Aim of the task.
Reproduce every record exactly as it appears, but not the pictures.

Stored records.
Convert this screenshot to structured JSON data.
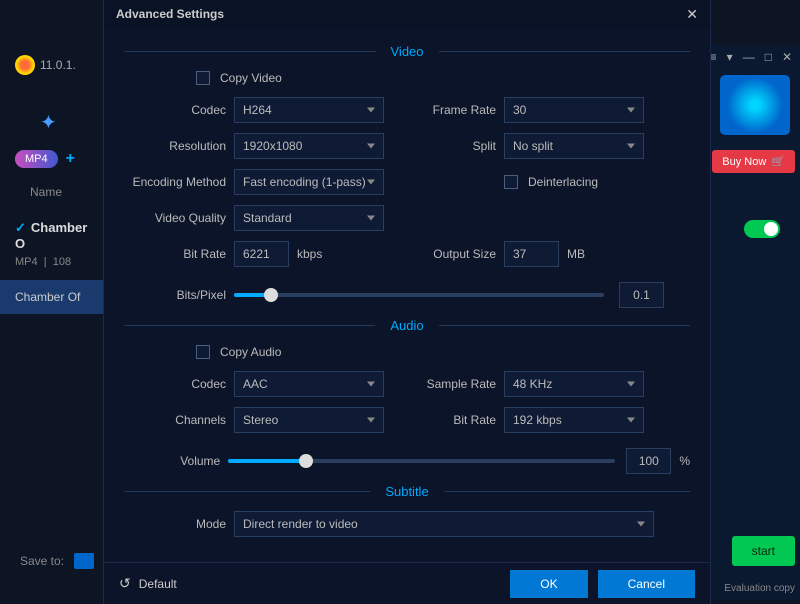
{
  "bg": {
    "logo": "11.0.1.",
    "mp4_badge": "MP4",
    "name_header": "Name",
    "item_title": "Chamber O",
    "item_sub_a": "MP4",
    "item_sub_b": "108",
    "selected": "Chamber Of",
    "save_to": "Save to:",
    "buy_now": "Buy Now",
    "start": "start",
    "eval": "Evaluation copy"
  },
  "modal": {
    "title": "Advanced Settings"
  },
  "video": {
    "section": "Video",
    "copy_video": "Copy Video",
    "codec_label": "Codec",
    "codec_value": "H264",
    "frame_rate_label": "Frame Rate",
    "frame_rate_value": "30",
    "resolution_label": "Resolution",
    "resolution_value": "1920x1080",
    "split_label": "Split",
    "split_value": "No split",
    "encoding_label": "Encoding Method",
    "encoding_value": "Fast encoding (1-pass)",
    "deinterlacing": "Deinterlacing",
    "quality_label": "Video Quality",
    "quality_value": "Standard",
    "bitrate_label": "Bit Rate",
    "bitrate_value": "6221",
    "bitrate_unit": "kbps",
    "outputsize_label": "Output Size",
    "outputsize_value": "37",
    "outputsize_unit": "MB",
    "bitspixel_label": "Bits/Pixel",
    "bitspixel_value": "0.1"
  },
  "audio": {
    "section": "Audio",
    "copy_audio": "Copy Audio",
    "codec_label": "Codec",
    "codec_value": "AAC",
    "sample_rate_label": "Sample Rate",
    "sample_rate_value": "48 KHz",
    "channels_label": "Channels",
    "channels_value": "Stereo",
    "bitrate_label": "Bit Rate",
    "bitrate_value": "192 kbps",
    "volume_label": "Volume",
    "volume_value": "100",
    "volume_unit": "%"
  },
  "subtitle": {
    "section": "Subtitle",
    "mode_label": "Mode",
    "mode_value": "Direct render to video"
  },
  "footer": {
    "default": "Default",
    "ok": "OK",
    "cancel": "Cancel"
  }
}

Completed task.
Convert this screenshot to structured JSON data.
{
  "bg": {
    "logo": "11.0.1.",
    "mp4_badge": "MP4",
    "name_header": "Name",
    "item_title": "Chamber O",
    "item_sub_a": "MP4",
    "item_sub_b": "108",
    "selected": "Chamber Of",
    "save_to": "Save to:",
    "buy_now": "Buy Now",
    "start": "start",
    "eval": "Evaluation copy"
  },
  "modal": {
    "title": "Advanced Settings"
  },
  "video": {
    "section": "Video",
    "copy_video": "Copy Video",
    "codec_label": "Codec",
    "codec_value": "H264",
    "frame_rate_label": "Frame Rate",
    "frame_rate_value": "30",
    "resolution_label": "Resolution",
    "resolution_value": "1920x1080",
    "split_label": "Split",
    "split_value": "No split",
    "encoding_label": "Encoding Method",
    "encoding_value": "Fast encoding (1-pass)",
    "deinterlacing": "Deinterlacing",
    "quality_label": "Video Quality",
    "quality_value": "Standard",
    "bitrate_label": "Bit Rate",
    "bitrate_value": "6221",
    "bitrate_unit": "kbps",
    "outputsize_label": "Output Size",
    "outputsize_value": "37",
    "outputsize_unit": "MB",
    "bitspixel_label": "Bits/Pixel",
    "bitspixel_value": "0.1"
  },
  "audio": {
    "section": "Audio",
    "copy_audio": "Copy Audio",
    "codec_label": "Codec",
    "codec_value": "AAC",
    "sample_rate_label": "Sample Rate",
    "sample_rate_value": "48 KHz",
    "channels_label": "Channels",
    "channels_value": "Stereo",
    "bitrate_label": "Bit Rate",
    "bitrate_value": "192 kbps",
    "volume_label": "Volume",
    "volume_value": "100",
    "volume_unit": "%"
  },
  "subtitle": {
    "section": "Subtitle",
    "mode_label": "Mode",
    "mode_value": "Direct render to video"
  },
  "footer": {
    "default": "Default",
    "ok": "OK",
    "cancel": "Cancel"
  }
}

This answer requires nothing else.